- Given data
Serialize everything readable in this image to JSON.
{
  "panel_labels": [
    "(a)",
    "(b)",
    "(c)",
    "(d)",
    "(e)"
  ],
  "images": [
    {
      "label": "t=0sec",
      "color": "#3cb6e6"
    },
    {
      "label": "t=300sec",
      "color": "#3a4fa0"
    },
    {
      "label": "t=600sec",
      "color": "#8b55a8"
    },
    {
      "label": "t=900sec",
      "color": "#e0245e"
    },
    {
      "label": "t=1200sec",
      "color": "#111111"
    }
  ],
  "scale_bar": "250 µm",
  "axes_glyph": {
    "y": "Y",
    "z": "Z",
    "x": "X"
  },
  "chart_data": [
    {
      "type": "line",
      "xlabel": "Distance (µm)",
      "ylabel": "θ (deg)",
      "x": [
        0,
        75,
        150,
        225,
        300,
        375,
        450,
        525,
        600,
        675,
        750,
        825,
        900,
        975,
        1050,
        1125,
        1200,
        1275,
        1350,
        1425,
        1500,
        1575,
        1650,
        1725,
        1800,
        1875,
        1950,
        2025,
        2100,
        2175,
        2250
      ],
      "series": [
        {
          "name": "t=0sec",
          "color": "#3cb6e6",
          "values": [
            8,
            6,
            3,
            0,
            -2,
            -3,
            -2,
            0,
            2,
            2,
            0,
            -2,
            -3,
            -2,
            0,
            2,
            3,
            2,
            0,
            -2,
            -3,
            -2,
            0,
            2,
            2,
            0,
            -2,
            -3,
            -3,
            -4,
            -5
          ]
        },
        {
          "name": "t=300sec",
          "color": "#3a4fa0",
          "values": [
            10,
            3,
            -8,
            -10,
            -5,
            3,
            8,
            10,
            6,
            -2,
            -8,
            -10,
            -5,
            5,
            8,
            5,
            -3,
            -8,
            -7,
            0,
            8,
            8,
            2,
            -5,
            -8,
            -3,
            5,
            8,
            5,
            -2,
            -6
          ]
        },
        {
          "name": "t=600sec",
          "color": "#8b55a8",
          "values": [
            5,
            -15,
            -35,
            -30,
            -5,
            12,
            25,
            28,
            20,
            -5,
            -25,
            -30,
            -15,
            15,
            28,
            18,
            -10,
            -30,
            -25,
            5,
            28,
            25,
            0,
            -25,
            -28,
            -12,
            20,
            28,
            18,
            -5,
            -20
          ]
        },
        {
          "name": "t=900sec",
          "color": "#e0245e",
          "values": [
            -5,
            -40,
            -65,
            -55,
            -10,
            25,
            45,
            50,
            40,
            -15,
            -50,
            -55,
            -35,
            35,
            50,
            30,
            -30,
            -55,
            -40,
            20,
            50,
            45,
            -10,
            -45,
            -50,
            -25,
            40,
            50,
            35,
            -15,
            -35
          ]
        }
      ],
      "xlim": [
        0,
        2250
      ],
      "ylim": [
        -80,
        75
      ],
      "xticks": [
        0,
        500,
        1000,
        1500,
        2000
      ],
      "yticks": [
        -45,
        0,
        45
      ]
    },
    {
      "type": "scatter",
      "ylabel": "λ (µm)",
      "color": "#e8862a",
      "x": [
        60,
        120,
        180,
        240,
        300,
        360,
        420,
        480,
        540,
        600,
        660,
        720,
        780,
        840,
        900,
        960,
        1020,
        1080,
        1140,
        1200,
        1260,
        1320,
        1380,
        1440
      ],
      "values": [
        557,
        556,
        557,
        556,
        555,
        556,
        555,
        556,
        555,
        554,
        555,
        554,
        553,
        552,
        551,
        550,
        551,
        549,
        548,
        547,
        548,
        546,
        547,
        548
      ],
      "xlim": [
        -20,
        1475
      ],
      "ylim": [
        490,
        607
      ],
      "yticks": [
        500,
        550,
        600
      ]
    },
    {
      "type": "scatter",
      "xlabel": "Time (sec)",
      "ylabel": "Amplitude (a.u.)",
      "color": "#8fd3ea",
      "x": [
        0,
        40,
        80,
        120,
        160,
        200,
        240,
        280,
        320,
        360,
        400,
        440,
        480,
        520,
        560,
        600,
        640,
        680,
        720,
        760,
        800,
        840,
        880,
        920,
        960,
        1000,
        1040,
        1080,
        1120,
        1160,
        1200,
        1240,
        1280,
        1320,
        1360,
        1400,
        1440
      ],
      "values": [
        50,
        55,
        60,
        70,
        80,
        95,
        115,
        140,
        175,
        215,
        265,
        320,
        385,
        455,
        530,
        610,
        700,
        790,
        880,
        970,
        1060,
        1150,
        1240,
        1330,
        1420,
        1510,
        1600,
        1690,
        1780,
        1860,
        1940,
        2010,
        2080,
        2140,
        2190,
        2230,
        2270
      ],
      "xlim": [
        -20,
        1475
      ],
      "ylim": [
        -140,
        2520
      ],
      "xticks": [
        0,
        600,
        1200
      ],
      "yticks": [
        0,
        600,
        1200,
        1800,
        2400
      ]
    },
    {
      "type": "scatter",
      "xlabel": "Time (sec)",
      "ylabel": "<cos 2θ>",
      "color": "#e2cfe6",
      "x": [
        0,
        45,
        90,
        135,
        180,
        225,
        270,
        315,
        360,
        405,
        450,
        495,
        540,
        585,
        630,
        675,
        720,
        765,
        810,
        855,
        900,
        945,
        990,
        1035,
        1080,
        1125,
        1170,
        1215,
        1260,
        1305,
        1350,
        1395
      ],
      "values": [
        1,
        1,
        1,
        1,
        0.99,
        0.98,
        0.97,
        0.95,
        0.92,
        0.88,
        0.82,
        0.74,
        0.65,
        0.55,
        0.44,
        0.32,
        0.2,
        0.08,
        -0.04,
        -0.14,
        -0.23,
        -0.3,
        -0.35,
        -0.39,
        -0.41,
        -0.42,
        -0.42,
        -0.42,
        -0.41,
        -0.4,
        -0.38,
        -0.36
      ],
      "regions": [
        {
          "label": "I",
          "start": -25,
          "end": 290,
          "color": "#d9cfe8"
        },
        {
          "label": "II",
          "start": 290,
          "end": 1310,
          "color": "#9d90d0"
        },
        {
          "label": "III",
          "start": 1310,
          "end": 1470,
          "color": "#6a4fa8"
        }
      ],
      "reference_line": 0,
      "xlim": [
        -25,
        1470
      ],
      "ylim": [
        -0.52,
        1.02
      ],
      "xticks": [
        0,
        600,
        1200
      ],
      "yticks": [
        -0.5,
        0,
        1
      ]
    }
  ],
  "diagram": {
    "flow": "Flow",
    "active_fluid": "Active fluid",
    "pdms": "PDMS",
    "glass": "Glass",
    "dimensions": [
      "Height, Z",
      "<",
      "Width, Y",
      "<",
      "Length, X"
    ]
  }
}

- Description of the task
The listing above should be transcribed in full, exactly as written.

- Written response
Serialize everything readable in this image to JSON.
{
  "panel_labels": [
    "(a)",
    "(b)",
    "(c)",
    "(d)",
    "(e)"
  ],
  "images": [
    {
      "label": "t=0sec",
      "color": "#3cb6e6"
    },
    {
      "label": "t=300sec",
      "color": "#3a4fa0"
    },
    {
      "label": "t=600sec",
      "color": "#8b55a8"
    },
    {
      "label": "t=900sec",
      "color": "#e0245e"
    },
    {
      "label": "t=1200sec",
      "color": "#111111"
    }
  ],
  "scale_bar": "250 µm",
  "axes_glyph": {
    "y": "Y",
    "z": "Z",
    "x": "X"
  },
  "chart_data": [
    {
      "type": "line",
      "xlabel": "Distance (µm)",
      "ylabel": "θ (deg)",
      "x": [
        0,
        75,
        150,
        225,
        300,
        375,
        450,
        525,
        600,
        675,
        750,
        825,
        900,
        975,
        1050,
        1125,
        1200,
        1275,
        1350,
        1425,
        1500,
        1575,
        1650,
        1725,
        1800,
        1875,
        1950,
        2025,
        2100,
        2175,
        2250
      ],
      "series": [
        {
          "name": "t=0sec",
          "color": "#3cb6e6",
          "values": [
            8,
            6,
            3,
            0,
            -2,
            -3,
            -2,
            0,
            2,
            2,
            0,
            -2,
            -3,
            -2,
            0,
            2,
            3,
            2,
            0,
            -2,
            -3,
            -2,
            0,
            2,
            2,
            0,
            -2,
            -3,
            -3,
            -4,
            -5
          ]
        },
        {
          "name": "t=300sec",
          "color": "#3a4fa0",
          "values": [
            10,
            3,
            -8,
            -10,
            -5,
            3,
            8,
            10,
            6,
            -2,
            -8,
            -10,
            -5,
            5,
            8,
            5,
            -3,
            -8,
            -7,
            0,
            8,
            8,
            2,
            -5,
            -8,
            -3,
            5,
            8,
            5,
            -2,
            -6
          ]
        },
        {
          "name": "t=600sec",
          "color": "#8b55a8",
          "values": [
            5,
            -15,
            -35,
            -30,
            -5,
            12,
            25,
            28,
            20,
            -5,
            -25,
            -30,
            -15,
            15,
            28,
            18,
            -10,
            -30,
            -25,
            5,
            28,
            25,
            0,
            -25,
            -28,
            -12,
            20,
            28,
            18,
            -5,
            -20
          ]
        },
        {
          "name": "t=900sec",
          "color": "#e0245e",
          "values": [
            -5,
            -40,
            -65,
            -55,
            -10,
            25,
            45,
            50,
            40,
            -15,
            -50,
            -55,
            -35,
            35,
            50,
            30,
            -30,
            -55,
            -40,
            20,
            50,
            45,
            -10,
            -45,
            -50,
            -25,
            40,
            50,
            35,
            -15,
            -35
          ]
        }
      ],
      "xlim": [
        0,
        2250
      ],
      "ylim": [
        -80,
        75
      ],
      "xticks": [
        0,
        500,
        1000,
        1500,
        2000
      ],
      "yticks": [
        -45,
        0,
        45
      ]
    },
    {
      "type": "scatter",
      "ylabel": "λ (µm)",
      "color": "#e8862a",
      "x": [
        60,
        120,
        180,
        240,
        300,
        360,
        420,
        480,
        540,
        600,
        660,
        720,
        780,
        840,
        900,
        960,
        1020,
        1080,
        1140,
        1200,
        1260,
        1320,
        1380,
        1440
      ],
      "values": [
        557,
        556,
        557,
        556,
        555,
        556,
        555,
        556,
        555,
        554,
        555,
        554,
        553,
        552,
        551,
        550,
        551,
        549,
        548,
        547,
        548,
        546,
        547,
        548
      ],
      "xlim": [
        -20,
        1475
      ],
      "ylim": [
        490,
        607
      ],
      "yticks": [
        500,
        550,
        600
      ]
    },
    {
      "type": "scatter",
      "xlabel": "Time (sec)",
      "ylabel": "Amplitude (a.u.)",
      "color": "#8fd3ea",
      "x": [
        0,
        40,
        80,
        120,
        160,
        200,
        240,
        280,
        320,
        360,
        400,
        440,
        480,
        520,
        560,
        600,
        640,
        680,
        720,
        760,
        800,
        840,
        880,
        920,
        960,
        1000,
        1040,
        1080,
        1120,
        1160,
        1200,
        1240,
        1280,
        1320,
        1360,
        1400,
        1440
      ],
      "values": [
        50,
        55,
        60,
        70,
        80,
        95,
        115,
        140,
        175,
        215,
        265,
        320,
        385,
        455,
        530,
        610,
        700,
        790,
        880,
        970,
        1060,
        1150,
        1240,
        1330,
        1420,
        1510,
        1600,
        1690,
        1780,
        1860,
        1940,
        2010,
        2080,
        2140,
        2190,
        2230,
        2270
      ],
      "xlim": [
        -20,
        1475
      ],
      "ylim": [
        -140,
        2520
      ],
      "xticks": [
        0,
        600,
        1200
      ],
      "yticks": [
        0,
        600,
        1200,
        1800,
        2400
      ]
    },
    {
      "type": "scatter",
      "xlabel": "Time (sec)",
      "ylabel": "<cos 2θ>",
      "color": "#e2cfe6",
      "x": [
        0,
        45,
        90,
        135,
        180,
        225,
        270,
        315,
        360,
        405,
        450,
        495,
        540,
        585,
        630,
        675,
        720,
        765,
        810,
        855,
        900,
        945,
        990,
        1035,
        1080,
        1125,
        1170,
        1215,
        1260,
        1305,
        1350,
        1395
      ],
      "values": [
        1,
        1,
        1,
        1,
        0.99,
        0.98,
        0.97,
        0.95,
        0.92,
        0.88,
        0.82,
        0.74,
        0.65,
        0.55,
        0.44,
        0.32,
        0.2,
        0.08,
        -0.04,
        -0.14,
        -0.23,
        -0.3,
        -0.35,
        -0.39,
        -0.41,
        -0.42,
        -0.42,
        -0.42,
        -0.41,
        -0.4,
        -0.38,
        -0.36
      ],
      "regions": [
        {
          "label": "I",
          "start": -25,
          "end": 290,
          "color": "#d9cfe8"
        },
        {
          "label": "II",
          "start": 290,
          "end": 1310,
          "color": "#9d90d0"
        },
        {
          "label": "III",
          "start": 1310,
          "end": 1470,
          "color": "#6a4fa8"
        }
      ],
      "reference_line": 0,
      "xlim": [
        -25,
        1470
      ],
      "ylim": [
        -0.52,
        1.02
      ],
      "xticks": [
        0,
        600,
        1200
      ],
      "yticks": [
        -0.5,
        0,
        1
      ]
    }
  ],
  "diagram": {
    "flow": "Flow",
    "active_fluid": "Active fluid",
    "pdms": "PDMS",
    "glass": "Glass",
    "dimensions": [
      "Height, Z",
      "<",
      "Width, Y",
      "<",
      "Length, X"
    ]
  }
}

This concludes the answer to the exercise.